* **WORK TO BE COMPLETED**: The records that follow should be retyped word for word.

• • • • •

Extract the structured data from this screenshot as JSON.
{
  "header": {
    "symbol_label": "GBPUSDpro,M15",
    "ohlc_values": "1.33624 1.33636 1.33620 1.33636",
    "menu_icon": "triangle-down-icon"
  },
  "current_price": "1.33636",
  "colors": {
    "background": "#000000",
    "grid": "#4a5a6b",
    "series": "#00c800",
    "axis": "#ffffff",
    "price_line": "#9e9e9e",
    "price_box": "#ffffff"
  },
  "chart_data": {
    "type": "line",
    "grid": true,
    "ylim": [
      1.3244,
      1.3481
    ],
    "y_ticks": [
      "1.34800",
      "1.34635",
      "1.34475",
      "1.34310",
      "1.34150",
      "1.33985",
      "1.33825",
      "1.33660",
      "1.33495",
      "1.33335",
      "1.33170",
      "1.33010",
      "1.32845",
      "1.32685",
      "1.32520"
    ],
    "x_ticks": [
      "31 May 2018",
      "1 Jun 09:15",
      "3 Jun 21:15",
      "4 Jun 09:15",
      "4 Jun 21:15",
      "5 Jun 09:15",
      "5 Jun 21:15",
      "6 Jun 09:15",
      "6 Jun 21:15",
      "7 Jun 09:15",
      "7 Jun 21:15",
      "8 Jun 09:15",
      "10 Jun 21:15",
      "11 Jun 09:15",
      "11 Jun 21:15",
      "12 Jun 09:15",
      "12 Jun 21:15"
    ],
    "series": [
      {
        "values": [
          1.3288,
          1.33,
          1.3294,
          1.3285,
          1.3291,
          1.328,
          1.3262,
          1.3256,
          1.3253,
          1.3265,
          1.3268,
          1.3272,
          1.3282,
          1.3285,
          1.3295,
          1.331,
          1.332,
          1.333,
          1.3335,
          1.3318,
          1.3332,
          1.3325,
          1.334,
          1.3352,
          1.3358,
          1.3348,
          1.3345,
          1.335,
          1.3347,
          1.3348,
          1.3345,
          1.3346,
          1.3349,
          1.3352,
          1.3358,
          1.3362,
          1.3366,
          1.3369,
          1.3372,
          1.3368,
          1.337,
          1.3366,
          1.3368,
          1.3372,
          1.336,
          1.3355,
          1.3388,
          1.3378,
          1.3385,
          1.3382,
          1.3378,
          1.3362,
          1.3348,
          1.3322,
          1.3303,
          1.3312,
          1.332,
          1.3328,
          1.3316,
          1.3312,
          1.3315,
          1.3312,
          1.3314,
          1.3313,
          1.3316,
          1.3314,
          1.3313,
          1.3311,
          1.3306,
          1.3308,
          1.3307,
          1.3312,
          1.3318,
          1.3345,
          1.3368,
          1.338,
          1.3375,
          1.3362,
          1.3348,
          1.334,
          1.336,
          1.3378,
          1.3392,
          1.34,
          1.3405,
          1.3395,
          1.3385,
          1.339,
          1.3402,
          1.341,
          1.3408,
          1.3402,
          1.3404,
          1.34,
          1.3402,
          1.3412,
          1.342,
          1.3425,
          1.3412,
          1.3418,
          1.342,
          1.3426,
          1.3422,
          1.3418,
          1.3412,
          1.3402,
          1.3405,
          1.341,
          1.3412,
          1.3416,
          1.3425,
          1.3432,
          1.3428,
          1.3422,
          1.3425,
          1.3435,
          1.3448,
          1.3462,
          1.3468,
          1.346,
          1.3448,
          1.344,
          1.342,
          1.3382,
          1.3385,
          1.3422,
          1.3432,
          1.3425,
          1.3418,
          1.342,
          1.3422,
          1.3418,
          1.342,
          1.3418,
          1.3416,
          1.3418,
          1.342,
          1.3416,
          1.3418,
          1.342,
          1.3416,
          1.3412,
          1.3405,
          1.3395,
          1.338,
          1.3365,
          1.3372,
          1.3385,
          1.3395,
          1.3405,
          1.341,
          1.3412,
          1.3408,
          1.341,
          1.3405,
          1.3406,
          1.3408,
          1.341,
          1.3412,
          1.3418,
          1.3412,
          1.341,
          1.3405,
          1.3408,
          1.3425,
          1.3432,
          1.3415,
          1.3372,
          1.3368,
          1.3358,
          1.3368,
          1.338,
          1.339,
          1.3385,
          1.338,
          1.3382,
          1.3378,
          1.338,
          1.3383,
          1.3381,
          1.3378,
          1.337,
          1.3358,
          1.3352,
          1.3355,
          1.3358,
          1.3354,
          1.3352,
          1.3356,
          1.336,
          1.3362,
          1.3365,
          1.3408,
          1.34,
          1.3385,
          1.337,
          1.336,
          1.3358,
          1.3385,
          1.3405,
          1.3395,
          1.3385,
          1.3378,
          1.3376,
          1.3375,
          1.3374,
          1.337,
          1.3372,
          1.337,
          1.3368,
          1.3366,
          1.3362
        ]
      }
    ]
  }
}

• • • • •

* **ANSWER TO THIS EXERCISE**:
Extract the structured data from this screenshot as JSON.
{
  "header": {
    "symbol_label": "GBPUSDpro,M15",
    "ohlc_values": "1.33624 1.33636 1.33620 1.33636",
    "menu_icon": "triangle-down-icon"
  },
  "current_price": "1.33636",
  "colors": {
    "background": "#000000",
    "grid": "#4a5a6b",
    "series": "#00c800",
    "axis": "#ffffff",
    "price_line": "#9e9e9e",
    "price_box": "#ffffff"
  },
  "chart_data": {
    "type": "line",
    "grid": true,
    "ylim": [
      1.3244,
      1.3481
    ],
    "y_ticks": [
      "1.34800",
      "1.34635",
      "1.34475",
      "1.34310",
      "1.34150",
      "1.33985",
      "1.33825",
      "1.33660",
      "1.33495",
      "1.33335",
      "1.33170",
      "1.33010",
      "1.32845",
      "1.32685",
      "1.32520"
    ],
    "x_ticks": [
      "31 May 2018",
      "1 Jun 09:15",
      "3 Jun 21:15",
      "4 Jun 09:15",
      "4 Jun 21:15",
      "5 Jun 09:15",
      "5 Jun 21:15",
      "6 Jun 09:15",
      "6 Jun 21:15",
      "7 Jun 09:15",
      "7 Jun 21:15",
      "8 Jun 09:15",
      "10 Jun 21:15",
      "11 Jun 09:15",
      "11 Jun 21:15",
      "12 Jun 09:15",
      "12 Jun 21:15"
    ],
    "series": [
      {
        "values": [
          1.3288,
          1.33,
          1.3294,
          1.3285,
          1.3291,
          1.328,
          1.3262,
          1.3256,
          1.3253,
          1.3265,
          1.3268,
          1.3272,
          1.3282,
          1.3285,
          1.3295,
          1.331,
          1.332,
          1.333,
          1.3335,
          1.3318,
          1.3332,
          1.3325,
          1.334,
          1.3352,
          1.3358,
          1.3348,
          1.3345,
          1.335,
          1.3347,
          1.3348,
          1.3345,
          1.3346,
          1.3349,
          1.3352,
          1.3358,
          1.3362,
          1.3366,
          1.3369,
          1.3372,
          1.3368,
          1.337,
          1.3366,
          1.3368,
          1.3372,
          1.336,
          1.3355,
          1.3388,
          1.3378,
          1.3385,
          1.3382,
          1.3378,
          1.3362,
          1.3348,
          1.3322,
          1.3303,
          1.3312,
          1.332,
          1.3328,
          1.3316,
          1.3312,
          1.3315,
          1.3312,
          1.3314,
          1.3313,
          1.3316,
          1.3314,
          1.3313,
          1.3311,
          1.3306,
          1.3308,
          1.3307,
          1.3312,
          1.3318,
          1.3345,
          1.3368,
          1.338,
          1.3375,
          1.3362,
          1.3348,
          1.334,
          1.336,
          1.3378,
          1.3392,
          1.34,
          1.3405,
          1.3395,
          1.3385,
          1.339,
          1.3402,
          1.341,
          1.3408,
          1.3402,
          1.3404,
          1.34,
          1.3402,
          1.3412,
          1.342,
          1.3425,
          1.3412,
          1.3418,
          1.342,
          1.3426,
          1.3422,
          1.3418,
          1.3412,
          1.3402,
          1.3405,
          1.341,
          1.3412,
          1.3416,
          1.3425,
          1.3432,
          1.3428,
          1.3422,
          1.3425,
          1.3435,
          1.3448,
          1.3462,
          1.3468,
          1.346,
          1.3448,
          1.344,
          1.342,
          1.3382,
          1.3385,
          1.3422,
          1.3432,
          1.3425,
          1.3418,
          1.342,
          1.3422,
          1.3418,
          1.342,
          1.3418,
          1.3416,
          1.3418,
          1.342,
          1.3416,
          1.3418,
          1.342,
          1.3416,
          1.3412,
          1.3405,
          1.3395,
          1.338,
          1.3365,
          1.3372,
          1.3385,
          1.3395,
          1.3405,
          1.341,
          1.3412,
          1.3408,
          1.341,
          1.3405,
          1.3406,
          1.3408,
          1.341,
          1.3412,
          1.3418,
          1.3412,
          1.341,
          1.3405,
          1.3408,
          1.3425,
          1.3432,
          1.3415,
          1.3372,
          1.3368,
          1.3358,
          1.3368,
          1.338,
          1.339,
          1.3385,
          1.338,
          1.3382,
          1.3378,
          1.338,
          1.3383,
          1.3381,
          1.3378,
          1.337,
          1.3358,
          1.3352,
          1.3355,
          1.3358,
          1.3354,
          1.3352,
          1.3356,
          1.336,
          1.3362,
          1.3365,
          1.3408,
          1.34,
          1.3385,
          1.337,
          1.336,
          1.3358,
          1.3385,
          1.3405,
          1.3395,
          1.3385,
          1.3378,
          1.3376,
          1.3375,
          1.3374,
          1.337,
          1.3372,
          1.337,
          1.3368,
          1.3366,
          1.3362
        ]
      }
    ]
  }
}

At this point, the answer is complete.